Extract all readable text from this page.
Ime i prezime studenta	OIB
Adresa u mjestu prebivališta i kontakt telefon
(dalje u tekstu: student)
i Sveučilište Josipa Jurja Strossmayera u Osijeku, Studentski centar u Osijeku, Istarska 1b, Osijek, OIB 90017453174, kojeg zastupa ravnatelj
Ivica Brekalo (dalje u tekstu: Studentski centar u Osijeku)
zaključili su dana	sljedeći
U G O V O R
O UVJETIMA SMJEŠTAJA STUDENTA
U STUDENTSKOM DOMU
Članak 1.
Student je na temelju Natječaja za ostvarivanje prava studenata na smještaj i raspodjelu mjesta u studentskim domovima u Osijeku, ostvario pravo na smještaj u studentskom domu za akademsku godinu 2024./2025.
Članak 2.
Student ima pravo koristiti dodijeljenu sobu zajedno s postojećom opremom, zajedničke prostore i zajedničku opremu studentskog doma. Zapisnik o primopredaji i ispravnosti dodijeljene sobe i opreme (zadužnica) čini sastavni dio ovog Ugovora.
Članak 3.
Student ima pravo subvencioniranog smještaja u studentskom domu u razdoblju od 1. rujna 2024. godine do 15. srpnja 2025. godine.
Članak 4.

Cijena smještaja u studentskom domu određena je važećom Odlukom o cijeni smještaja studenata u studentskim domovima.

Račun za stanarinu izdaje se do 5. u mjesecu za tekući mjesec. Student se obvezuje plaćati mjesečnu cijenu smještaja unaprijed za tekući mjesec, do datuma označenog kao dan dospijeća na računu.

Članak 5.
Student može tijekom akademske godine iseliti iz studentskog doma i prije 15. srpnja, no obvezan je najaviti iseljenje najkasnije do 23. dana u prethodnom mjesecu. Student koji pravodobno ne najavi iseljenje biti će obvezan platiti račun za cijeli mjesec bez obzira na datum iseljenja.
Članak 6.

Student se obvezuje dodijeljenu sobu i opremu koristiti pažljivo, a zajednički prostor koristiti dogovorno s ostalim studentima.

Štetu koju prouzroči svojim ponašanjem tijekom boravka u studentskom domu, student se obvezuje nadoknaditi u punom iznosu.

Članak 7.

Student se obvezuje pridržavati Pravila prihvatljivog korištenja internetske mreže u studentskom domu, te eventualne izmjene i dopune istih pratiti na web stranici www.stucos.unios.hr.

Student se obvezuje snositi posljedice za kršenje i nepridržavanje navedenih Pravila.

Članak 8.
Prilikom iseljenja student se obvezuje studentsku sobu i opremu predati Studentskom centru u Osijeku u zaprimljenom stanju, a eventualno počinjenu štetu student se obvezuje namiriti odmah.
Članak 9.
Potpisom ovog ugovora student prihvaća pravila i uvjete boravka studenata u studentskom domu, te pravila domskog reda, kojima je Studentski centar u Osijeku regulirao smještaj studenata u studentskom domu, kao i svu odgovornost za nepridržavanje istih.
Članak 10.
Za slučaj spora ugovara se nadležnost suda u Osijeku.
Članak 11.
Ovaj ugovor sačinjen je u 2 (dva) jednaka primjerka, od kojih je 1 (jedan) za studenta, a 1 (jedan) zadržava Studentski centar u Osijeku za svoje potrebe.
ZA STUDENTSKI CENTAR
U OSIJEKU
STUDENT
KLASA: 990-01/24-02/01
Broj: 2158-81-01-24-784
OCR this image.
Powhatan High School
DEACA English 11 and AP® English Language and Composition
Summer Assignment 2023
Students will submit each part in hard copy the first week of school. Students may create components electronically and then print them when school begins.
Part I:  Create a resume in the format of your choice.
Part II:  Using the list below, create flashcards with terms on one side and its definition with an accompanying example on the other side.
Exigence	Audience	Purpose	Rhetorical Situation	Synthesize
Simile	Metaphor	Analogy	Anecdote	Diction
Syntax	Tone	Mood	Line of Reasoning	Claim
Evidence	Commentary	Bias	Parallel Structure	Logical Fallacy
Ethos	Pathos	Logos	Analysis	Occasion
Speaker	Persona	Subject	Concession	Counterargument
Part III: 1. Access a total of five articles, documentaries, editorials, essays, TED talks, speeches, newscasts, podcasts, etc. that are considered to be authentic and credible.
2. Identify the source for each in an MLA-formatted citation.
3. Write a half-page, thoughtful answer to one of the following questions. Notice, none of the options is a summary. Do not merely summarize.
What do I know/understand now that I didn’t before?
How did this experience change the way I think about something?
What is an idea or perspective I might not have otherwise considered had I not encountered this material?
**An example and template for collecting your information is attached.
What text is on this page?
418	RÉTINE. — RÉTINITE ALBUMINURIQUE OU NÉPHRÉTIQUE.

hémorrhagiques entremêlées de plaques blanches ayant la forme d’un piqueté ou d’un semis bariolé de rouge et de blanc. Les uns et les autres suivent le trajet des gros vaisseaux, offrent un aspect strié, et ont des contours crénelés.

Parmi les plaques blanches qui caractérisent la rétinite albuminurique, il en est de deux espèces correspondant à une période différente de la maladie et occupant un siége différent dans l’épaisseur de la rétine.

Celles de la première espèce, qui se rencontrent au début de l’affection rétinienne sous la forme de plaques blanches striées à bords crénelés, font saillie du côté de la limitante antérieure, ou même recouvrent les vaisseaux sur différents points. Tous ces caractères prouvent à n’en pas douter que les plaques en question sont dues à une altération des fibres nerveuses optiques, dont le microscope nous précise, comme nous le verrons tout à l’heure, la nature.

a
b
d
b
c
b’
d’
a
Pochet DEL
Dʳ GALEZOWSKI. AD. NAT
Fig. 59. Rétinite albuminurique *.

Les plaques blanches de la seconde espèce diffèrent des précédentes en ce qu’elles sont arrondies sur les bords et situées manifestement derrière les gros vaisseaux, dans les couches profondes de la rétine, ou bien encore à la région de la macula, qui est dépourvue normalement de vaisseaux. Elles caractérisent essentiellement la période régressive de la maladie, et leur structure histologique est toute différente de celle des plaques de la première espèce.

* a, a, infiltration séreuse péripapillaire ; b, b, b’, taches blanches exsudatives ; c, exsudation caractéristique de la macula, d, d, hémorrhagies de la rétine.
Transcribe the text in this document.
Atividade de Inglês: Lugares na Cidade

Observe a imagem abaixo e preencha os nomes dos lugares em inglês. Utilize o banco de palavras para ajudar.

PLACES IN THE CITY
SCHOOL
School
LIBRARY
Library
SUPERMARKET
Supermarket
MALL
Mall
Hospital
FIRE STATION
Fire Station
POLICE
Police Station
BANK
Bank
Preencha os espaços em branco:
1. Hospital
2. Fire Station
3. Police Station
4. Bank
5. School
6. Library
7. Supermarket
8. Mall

• • • •

## REQUIREMENTS
Retype the records that precede this task, keeping them exactly the same.

## SOLVED EXERCISE
Extract all readable text from this page.
Ime i prezime studenta	OIB
Adresa u mjestu prebivališta i kontakt telefon
(dalje u tekstu: student)
i Sveučilište Josipa Jurja Strossmayera u Osijeku, Studentski centar u Osijeku, Istarska 1b, Osijek, OIB 90017453174, kojeg zastupa ravnatelj
Ivica Brekalo (dalje u tekstu: Studentski centar u Osijeku)
zaključili su dana	sljedeći
U G O V O R
O UVJETIMA SMJEŠTAJA STUDENTA
U STUDENTSKOM DOMU
Članak 1.
Student je na temelju Natječaja za ostvarivanje prava studenata na smještaj i raspodjelu mjesta u studentskim domovima u Osijeku, ostvario pravo na smještaj u studentskom domu za akademsku godinu 2024./2025.
Članak 2.
Student ima pravo koristiti dodijeljenu sobu zajedno s postojećom opremom, zajedničke prostore i zajedničku opremu studentskog doma. Zapisnik o primopredaji i ispravnosti dodijeljene sobe i opreme (zadužnica) čini sastavni dio ovog Ugovora.
Članak 3.
Student ima pravo subvencioniranog smještaja u studentskom domu u razdoblju od 1. rujna 2024. godine do 15. srpnja 2025. godine.
Članak 4.

Cijena smještaja u studentskom domu određena je važećom Odlukom o cijeni smještaja studenata u studentskim domovima.

Račun za stanarinu izdaje se do 5. u mjesecu za tekući mjesec. Student se obvezuje plaćati mjesečnu cijenu smještaja unaprijed za tekući mjesec, do datuma označenog kao dan dospijeća na računu.

Članak 5.
Student može tijekom akademske godine iseliti iz studentskog doma i prije 15. srpnja, no obvezan je najaviti iseljenje najkasnije do 23. dana u prethodnom mjesecu. Student koji pravodobno ne najavi iseljenje biti će obvezan platiti račun za cijeli mjesec bez obzira na datum iseljenja.
Članak 6.

Student se obvezuje dodijeljenu sobu i opremu koristiti pažljivo, a zajednički prostor koristiti dogovorno s ostalim studentima.

Štetu koju prouzroči svojim ponašanjem tijekom boravka u studentskom domu, student se obvezuje nadoknaditi u punom iznosu.

Članak 7.

Student se obvezuje pridržavati Pravila prihvatljivog korištenja internetske mreže u studentskom domu, te eventualne izmjene i dopune istih pratiti na web stranici www.stucos.unios.hr.

Student se obvezuje snositi posljedice za kršenje i nepridržavanje navedenih Pravila.

Članak 8.
Prilikom iseljenja student se obvezuje studentsku sobu i opremu predati Studentskom centru u Osijeku u zaprimljenom stanju, a eventualno počinjenu štetu student se obvezuje namiriti odmah.
Članak 9.
Potpisom ovog ugovora student prihvaća pravila i uvjete boravka studenata u studentskom domu, te pravila domskog reda, kojima je Studentski centar u Osijeku regulirao smještaj studenata u studentskom domu, kao i svu odgovornost za nepridržavanje istih.
Članak 10.
Za slučaj spora ugovara se nadležnost suda u Osijeku.
Članak 11.
Ovaj ugovor sačinjen je u 2 (dva) jednaka primjerka, od kojih je 1 (jedan) za studenta, a 1 (jedan) zadržava Studentski centar u Osijeku za svoje potrebe.
ZA STUDENTSKI CENTAR
U OSIJEKU
STUDENT
KLASA: 990-01/24-02/01
Broj: 2158-81-01-24-784
OCR this image.
Powhatan High School
DEACA English 11 and AP® English Language and Composition
Summer Assignment 2023
Students will submit each part in hard copy the first week of school. Students may create components electronically and then print them when school begins.
Part I:  Create a resume in the format of your choice.
Part II:  Using the list below, create flashcards with terms on one side and its definition with an accompanying example on the other side.
Exigence	Audience	Purpose	Rhetorical Situation	Synthesize
Simile	Metaphor	Analogy	Anecdote	Diction
Syntax	Tone	Mood	Line of Reasoning	Claim
Evidence	Commentary	Bias	Parallel Structure	Logical Fallacy
Ethos	Pathos	Logos	Analysis	Occasion
Speaker	Persona	Subject	Concession	Counterargument
Part III: 1. Access a total of five articles, documentaries, editorials, essays, TED talks, speeches, newscasts, podcasts, etc. that are considered to be authentic and credible.
2. Identify the source for each in an MLA-formatted citation.
3. Write a half-page, thoughtful answer to one of the following questions. Notice, none of the options is a summary. Do not merely summarize.
What do I know/understand now that I didn’t before?
How did this experience change the way I think about something?
What is an idea or perspective I might not have otherwise considered had I not encountered this material?
**An example and template for collecting your information is attached.
What text is on this page?
418	RÉTINE. — RÉTINITE ALBUMINURIQUE OU NÉPHRÉTIQUE.

hémorrhagiques entremêlées de plaques blanches ayant la forme d’un piqueté ou d’un semis bariolé de rouge et de blanc. Les uns et les autres suivent le trajet des gros vaisseaux, offrent un aspect strié, et ont des contours crénelés.

Parmi les plaques blanches qui caractérisent la rétinite albuminurique, il en est de deux espèces correspondant à une période différente de la maladie et occupant un siége différent dans l’épaisseur de la rétine.

Celles de la première espèce, qui se rencontrent au début de l’affection rétinienne sous la forme de plaques blanches striées à bords crénelés, font saillie du côté de la limitante antérieure, ou même recouvrent les vaisseaux sur différents points. Tous ces caractères prouvent à n’en pas douter que les plaques en question sont dues à une altération des fibres nerveuses optiques, dont le microscope nous précise, comme nous le verrons tout à l’heure, la nature.

a
b
d
b
c
b’
d’
a
Pochet DEL
Dʳ GALEZOWSKI. AD. NAT
Fig. 59. Rétinite albuminurique *.

Les plaques blanches de la seconde espèce diffèrent des précédentes en ce qu’elles sont arrondies sur les bords et situées manifestement derrière les gros vaisseaux, dans les couches profondes de la rétine, ou bien encore à la région de la macula, qui est dépourvue normalement de vaisseaux. Elles caractérisent essentiellement la période régressive de la maladie, et leur structure histologique est toute différente de celle des plaques de la première espèce.

* a, a, infiltration séreuse péripapillaire ; b, b, b’, taches blanches exsudatives ; c, exsudation caractéristique de la macula, d, d, hémorrhagies de la rétine.
Transcribe the text in this document.
Atividade de Inglês: Lugares na Cidade

Observe a imagem abaixo e preencha os nomes dos lugares em inglês. Utilize o banco de palavras para ajudar.

PLACES IN THE CITY
SCHOOL
School
LIBRARY
Library
SUPERMARKET
Supermarket
MALL
Mall
Hospital
FIRE STATION
Fire Station
POLICE
Police Station
BANK
Bank
Preencha os espaços em branco:
1. Hospital
2. Fire Station
3. Police Station
4. Bank
5. School
6. Library
7. Supermarket
8. Mall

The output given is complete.